**Data supplied:**
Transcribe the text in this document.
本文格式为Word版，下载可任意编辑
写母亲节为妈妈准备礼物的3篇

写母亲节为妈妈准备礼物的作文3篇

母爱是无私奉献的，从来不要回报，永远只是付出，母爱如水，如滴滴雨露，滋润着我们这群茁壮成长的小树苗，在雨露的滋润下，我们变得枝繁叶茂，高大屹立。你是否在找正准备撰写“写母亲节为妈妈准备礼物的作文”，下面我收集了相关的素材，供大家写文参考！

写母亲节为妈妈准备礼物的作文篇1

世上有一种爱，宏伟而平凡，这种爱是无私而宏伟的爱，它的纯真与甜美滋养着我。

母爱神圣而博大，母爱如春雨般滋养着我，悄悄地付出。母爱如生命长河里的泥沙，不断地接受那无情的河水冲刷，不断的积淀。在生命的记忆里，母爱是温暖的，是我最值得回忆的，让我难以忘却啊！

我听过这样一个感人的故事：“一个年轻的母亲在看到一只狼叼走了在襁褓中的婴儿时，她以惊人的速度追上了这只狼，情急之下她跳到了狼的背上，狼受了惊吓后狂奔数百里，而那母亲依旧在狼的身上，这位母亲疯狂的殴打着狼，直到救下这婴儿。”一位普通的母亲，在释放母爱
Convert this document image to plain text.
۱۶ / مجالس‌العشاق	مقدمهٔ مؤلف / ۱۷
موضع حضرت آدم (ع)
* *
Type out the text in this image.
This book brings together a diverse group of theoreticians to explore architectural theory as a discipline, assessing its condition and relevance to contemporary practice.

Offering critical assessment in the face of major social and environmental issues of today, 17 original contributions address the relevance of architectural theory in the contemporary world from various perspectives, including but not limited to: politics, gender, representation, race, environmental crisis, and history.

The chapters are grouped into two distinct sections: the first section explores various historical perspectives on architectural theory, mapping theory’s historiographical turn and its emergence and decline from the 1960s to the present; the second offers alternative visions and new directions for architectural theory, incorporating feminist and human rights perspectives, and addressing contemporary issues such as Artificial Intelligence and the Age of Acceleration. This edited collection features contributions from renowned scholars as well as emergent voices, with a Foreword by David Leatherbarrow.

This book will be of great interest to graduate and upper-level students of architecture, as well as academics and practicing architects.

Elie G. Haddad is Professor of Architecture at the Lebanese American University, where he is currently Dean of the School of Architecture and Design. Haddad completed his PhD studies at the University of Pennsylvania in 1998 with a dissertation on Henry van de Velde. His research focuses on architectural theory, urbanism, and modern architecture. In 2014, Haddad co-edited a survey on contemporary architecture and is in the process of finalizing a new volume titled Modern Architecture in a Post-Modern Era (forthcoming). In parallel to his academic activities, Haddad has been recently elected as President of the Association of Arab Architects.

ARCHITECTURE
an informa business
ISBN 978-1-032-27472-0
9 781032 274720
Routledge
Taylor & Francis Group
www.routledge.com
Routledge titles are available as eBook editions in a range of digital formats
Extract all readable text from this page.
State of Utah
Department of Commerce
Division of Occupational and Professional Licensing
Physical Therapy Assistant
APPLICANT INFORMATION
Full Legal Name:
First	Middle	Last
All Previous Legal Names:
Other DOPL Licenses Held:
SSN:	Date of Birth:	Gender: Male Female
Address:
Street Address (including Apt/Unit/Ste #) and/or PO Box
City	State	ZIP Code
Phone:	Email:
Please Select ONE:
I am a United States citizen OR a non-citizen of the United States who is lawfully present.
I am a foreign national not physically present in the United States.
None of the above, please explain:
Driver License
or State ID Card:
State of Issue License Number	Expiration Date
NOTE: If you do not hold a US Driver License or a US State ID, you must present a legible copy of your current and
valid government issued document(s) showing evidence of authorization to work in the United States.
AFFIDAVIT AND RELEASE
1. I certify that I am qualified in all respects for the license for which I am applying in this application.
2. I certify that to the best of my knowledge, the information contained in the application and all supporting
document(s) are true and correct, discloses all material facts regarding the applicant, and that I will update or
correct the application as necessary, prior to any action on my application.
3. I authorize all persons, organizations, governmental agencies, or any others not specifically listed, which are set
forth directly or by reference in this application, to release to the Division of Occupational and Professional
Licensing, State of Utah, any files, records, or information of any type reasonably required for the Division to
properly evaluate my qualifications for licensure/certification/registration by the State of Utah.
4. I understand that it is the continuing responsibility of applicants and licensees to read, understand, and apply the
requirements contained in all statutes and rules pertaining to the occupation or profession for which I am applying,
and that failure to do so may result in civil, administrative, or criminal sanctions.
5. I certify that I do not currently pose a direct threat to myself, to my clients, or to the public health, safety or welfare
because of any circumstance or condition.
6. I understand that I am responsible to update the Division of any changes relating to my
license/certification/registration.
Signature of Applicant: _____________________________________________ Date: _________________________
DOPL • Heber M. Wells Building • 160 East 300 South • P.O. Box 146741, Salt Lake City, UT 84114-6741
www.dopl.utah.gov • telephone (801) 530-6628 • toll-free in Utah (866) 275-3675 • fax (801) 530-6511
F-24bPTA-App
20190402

**Written request:** Copy each line of the entries that includes the word "registration".

**Final answer:**
properly evaluate my qualifications for licensure/certification/registration by the State of Utah.
license/certification/registration.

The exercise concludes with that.